- Request -
Return the listing below unchanged, minus its pictures.

- Saved entries -

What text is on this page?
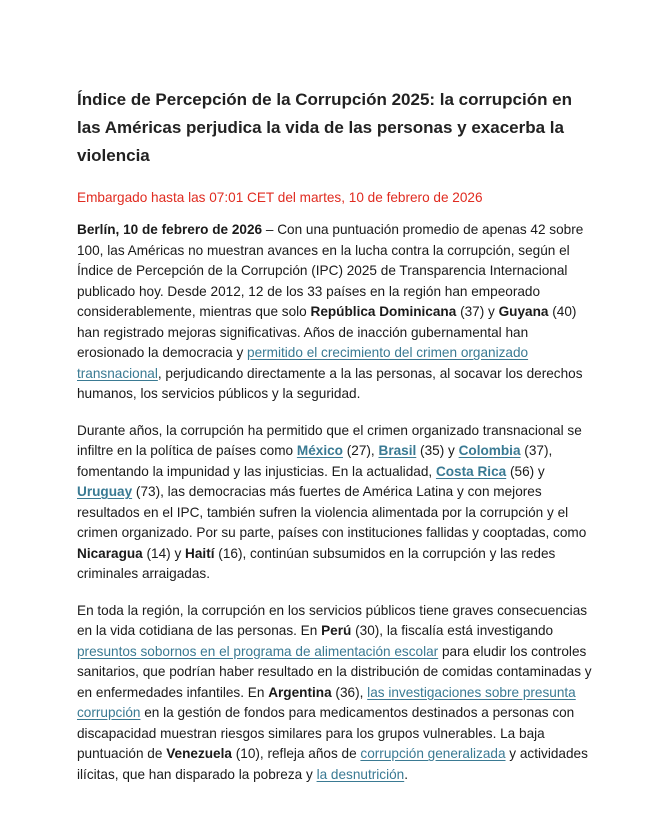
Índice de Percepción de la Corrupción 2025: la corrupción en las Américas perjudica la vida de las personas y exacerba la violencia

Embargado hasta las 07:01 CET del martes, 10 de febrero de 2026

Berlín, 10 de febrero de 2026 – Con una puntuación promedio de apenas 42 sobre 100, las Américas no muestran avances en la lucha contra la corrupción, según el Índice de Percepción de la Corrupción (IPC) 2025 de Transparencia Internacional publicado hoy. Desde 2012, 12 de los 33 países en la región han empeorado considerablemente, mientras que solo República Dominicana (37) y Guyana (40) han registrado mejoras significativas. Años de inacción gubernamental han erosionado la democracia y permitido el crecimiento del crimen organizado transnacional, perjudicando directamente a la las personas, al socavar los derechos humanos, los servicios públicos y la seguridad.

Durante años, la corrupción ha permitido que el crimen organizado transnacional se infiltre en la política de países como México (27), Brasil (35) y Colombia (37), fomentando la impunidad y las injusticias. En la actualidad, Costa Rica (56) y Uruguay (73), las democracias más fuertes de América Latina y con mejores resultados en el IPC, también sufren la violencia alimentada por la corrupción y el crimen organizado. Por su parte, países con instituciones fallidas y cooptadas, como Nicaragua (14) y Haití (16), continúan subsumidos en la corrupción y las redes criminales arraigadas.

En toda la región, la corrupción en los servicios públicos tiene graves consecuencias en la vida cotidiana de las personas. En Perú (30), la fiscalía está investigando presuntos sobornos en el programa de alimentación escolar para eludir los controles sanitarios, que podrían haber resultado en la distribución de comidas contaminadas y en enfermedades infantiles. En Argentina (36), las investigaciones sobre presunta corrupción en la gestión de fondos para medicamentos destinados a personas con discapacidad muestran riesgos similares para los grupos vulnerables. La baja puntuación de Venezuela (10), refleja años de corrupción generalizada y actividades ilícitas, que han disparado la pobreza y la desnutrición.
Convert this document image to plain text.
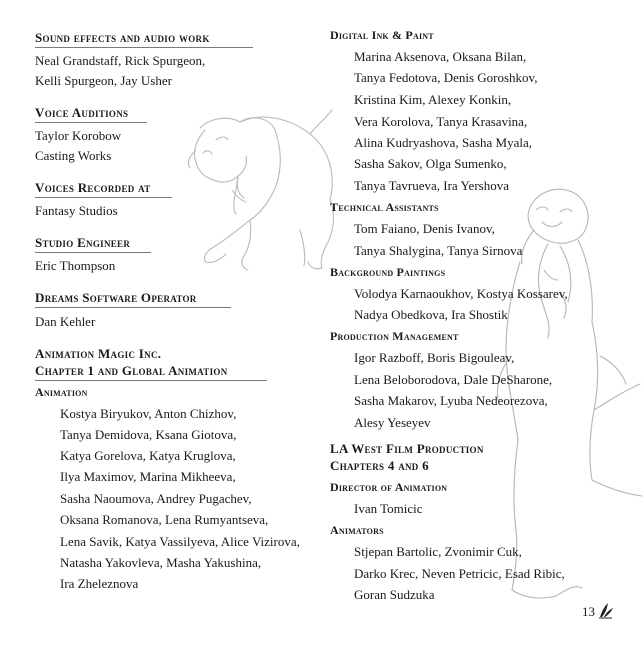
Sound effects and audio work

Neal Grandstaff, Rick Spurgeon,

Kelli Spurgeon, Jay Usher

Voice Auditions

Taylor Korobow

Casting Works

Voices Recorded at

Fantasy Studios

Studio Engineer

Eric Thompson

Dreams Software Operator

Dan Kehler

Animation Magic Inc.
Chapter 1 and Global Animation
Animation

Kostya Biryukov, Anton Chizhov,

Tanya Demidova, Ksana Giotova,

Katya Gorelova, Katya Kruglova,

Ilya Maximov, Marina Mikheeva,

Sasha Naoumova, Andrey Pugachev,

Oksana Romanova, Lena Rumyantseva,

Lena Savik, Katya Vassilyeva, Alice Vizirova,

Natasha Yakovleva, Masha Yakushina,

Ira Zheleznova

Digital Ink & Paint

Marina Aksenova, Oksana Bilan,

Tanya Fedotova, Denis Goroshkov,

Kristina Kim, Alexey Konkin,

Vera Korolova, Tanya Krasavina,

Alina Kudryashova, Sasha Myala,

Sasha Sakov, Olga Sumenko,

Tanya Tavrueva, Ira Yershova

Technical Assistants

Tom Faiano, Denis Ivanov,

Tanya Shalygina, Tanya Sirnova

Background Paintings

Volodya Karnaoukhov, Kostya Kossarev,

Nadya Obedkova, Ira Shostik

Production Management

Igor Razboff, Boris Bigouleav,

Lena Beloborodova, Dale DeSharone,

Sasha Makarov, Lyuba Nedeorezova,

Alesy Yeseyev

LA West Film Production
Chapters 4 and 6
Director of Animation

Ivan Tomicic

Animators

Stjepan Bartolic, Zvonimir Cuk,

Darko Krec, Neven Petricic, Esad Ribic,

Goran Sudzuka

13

- Written response -
What text is on this page?
Índice de Percepción de la Corrupción 2025: la corrupción en las Américas perjudica la vida de las personas y exacerba la violencia

Embargado hasta las 07:01 CET del martes, 10 de febrero de 2026

Berlín, 10 de febrero de 2026 – Con una puntuación promedio de apenas 42 sobre 100, las Américas no muestran avances en la lucha contra la corrupción, según el Índice de Percepción de la Corrupción (IPC) 2025 de Transparencia Internacional publicado hoy. Desde 2012, 12 de los 33 países en la región han empeorado considerablemente, mientras que solo República Dominicana (37) y Guyana (40) han registrado mejoras significativas. Años de inacción gubernamental han erosionado la democracia y permitido el crecimiento del crimen organizado transnacional, perjudicando directamente a la las personas, al socavar los derechos humanos, los servicios públicos y la seguridad.

Durante años, la corrupción ha permitido que el crimen organizado transnacional se infiltre en la política de países como México (27), Brasil (35) y Colombia (37), fomentando la impunidad y las injusticias. En la actualidad, Costa Rica (56) y Uruguay (73), las democracias más fuertes de América Latina y con mejores resultados en el IPC, también sufren la violencia alimentada por la corrupción y el crimen organizado. Por su parte, países con instituciones fallidas y cooptadas, como Nicaragua (14) y Haití (16), continúan subsumidos en la corrupción y las redes criminales arraigadas.

En toda la región, la corrupción en los servicios públicos tiene graves consecuencias en la vida cotidiana de las personas. En Perú (30), la fiscalía está investigando presuntos sobornos en el programa de alimentación escolar para eludir los controles sanitarios, que podrían haber resultado en la distribución de comidas contaminadas y en enfermedades infantiles. En Argentina (36), las investigaciones sobre presunta corrupción en la gestión de fondos para medicamentos destinados a personas con discapacidad muestran riesgos similares para los grupos vulnerables. La baja puntuación de Venezuela (10), refleja años de corrupción generalizada y actividades ilícitas, que han disparado la pobreza y la desnutrición.
Convert this document image to plain text.
Sound effects and audio work

Neal Grandstaff, Rick Spurgeon,

Kelli Spurgeon, Jay Usher

Voice Auditions

Taylor Korobow

Casting Works

Voices Recorded at

Fantasy Studios

Studio Engineer

Eric Thompson

Dreams Software Operator

Dan Kehler

Animation Magic Inc.
Chapter 1 and Global Animation
Animation

Kostya Biryukov, Anton Chizhov,

Tanya Demidova, Ksana Giotova,

Katya Gorelova, Katya Kruglova,

Ilya Maximov, Marina Mikheeva,

Sasha Naoumova, Andrey Pugachev,

Oksana Romanova, Lena Rumyantseva,

Lena Savik, Katya Vassilyeva, Alice Vizirova,

Natasha Yakovleva, Masha Yakushina,

Ira Zheleznova

Digital Ink & Paint

Marina Aksenova, Oksana Bilan,

Tanya Fedotova, Denis Goroshkov,

Kristina Kim, Alexey Konkin,

Vera Korolova, Tanya Krasavina,

Alina Kudryashova, Sasha Myala,

Sasha Sakov, Olga Sumenko,

Tanya Tavrueva, Ira Yershova

Technical Assistants

Tom Faiano, Denis Ivanov,

Tanya Shalygina, Tanya Sirnova

Background Paintings

Volodya Karnaoukhov, Kostya Kossarev,

Nadya Obedkova, Ira Shostik

Production Management

Igor Razboff, Boris Bigouleav,

Lena Beloborodova, Dale DeSharone,

Sasha Makarov, Lyuba Nedeorezova,

Alesy Yeseyev

LA West Film Production
Chapters 4 and 6
Director of Animation

Ivan Tomicic

Animators

Stjepan Bartolic, Zvonimir Cuk,

Darko Krec, Neven Petricic, Esad Ribic,

Goran Sudzuka

13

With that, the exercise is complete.